# Required work
Extract each line bearing the word "image".

# The input
┌──

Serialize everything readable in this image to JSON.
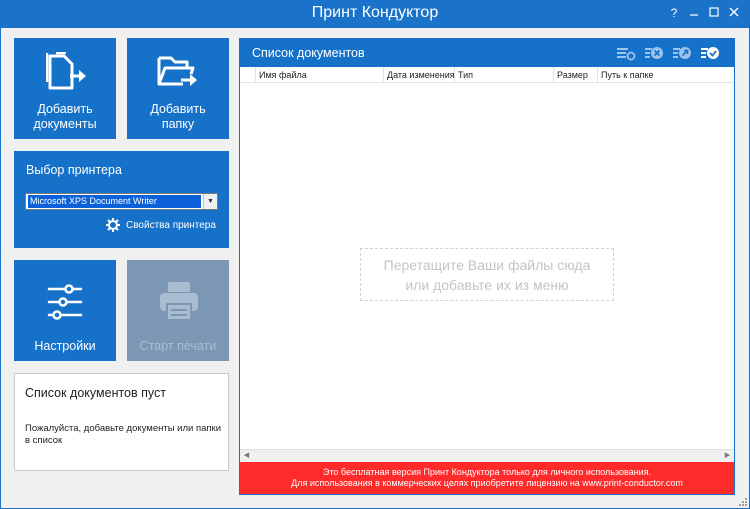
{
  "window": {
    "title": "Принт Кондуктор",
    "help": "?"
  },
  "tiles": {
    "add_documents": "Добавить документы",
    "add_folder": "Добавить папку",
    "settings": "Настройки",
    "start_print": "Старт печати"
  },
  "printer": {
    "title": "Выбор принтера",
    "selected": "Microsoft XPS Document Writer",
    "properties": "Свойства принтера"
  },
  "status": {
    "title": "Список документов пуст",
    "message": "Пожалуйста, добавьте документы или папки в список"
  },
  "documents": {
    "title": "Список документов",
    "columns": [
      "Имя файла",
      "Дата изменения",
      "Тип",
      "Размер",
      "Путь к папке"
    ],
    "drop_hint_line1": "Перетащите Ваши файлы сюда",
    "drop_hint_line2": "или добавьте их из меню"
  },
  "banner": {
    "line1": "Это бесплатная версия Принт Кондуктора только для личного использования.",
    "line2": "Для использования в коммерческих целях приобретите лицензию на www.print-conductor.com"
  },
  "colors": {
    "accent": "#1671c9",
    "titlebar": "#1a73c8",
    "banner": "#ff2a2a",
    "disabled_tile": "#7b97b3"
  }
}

└──
┌──

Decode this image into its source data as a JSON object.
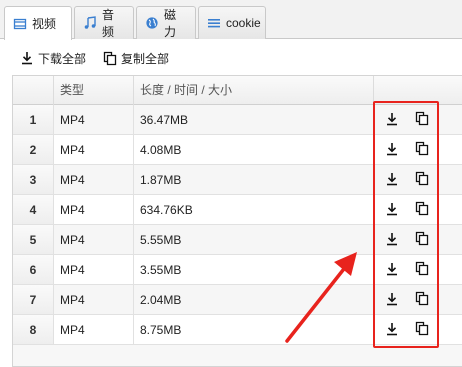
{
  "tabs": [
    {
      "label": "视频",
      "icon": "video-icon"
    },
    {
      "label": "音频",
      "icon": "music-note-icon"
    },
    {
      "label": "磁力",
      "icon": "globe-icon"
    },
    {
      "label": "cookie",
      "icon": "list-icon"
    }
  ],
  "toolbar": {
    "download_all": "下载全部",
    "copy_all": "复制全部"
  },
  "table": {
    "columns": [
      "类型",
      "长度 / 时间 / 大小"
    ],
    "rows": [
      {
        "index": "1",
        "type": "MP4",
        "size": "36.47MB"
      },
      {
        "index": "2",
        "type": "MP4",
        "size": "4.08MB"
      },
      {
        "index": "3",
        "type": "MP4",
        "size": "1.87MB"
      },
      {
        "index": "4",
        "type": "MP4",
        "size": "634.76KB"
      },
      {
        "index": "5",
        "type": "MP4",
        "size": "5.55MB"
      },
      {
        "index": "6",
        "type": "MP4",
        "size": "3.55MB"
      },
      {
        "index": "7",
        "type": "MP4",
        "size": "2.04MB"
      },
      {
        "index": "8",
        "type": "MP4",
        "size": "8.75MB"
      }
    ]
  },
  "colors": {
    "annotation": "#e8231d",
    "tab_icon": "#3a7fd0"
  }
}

└──

# Result for this exercise
Serialize everything readable in this image to JSON.
Decode this image into its source data as a JSON object.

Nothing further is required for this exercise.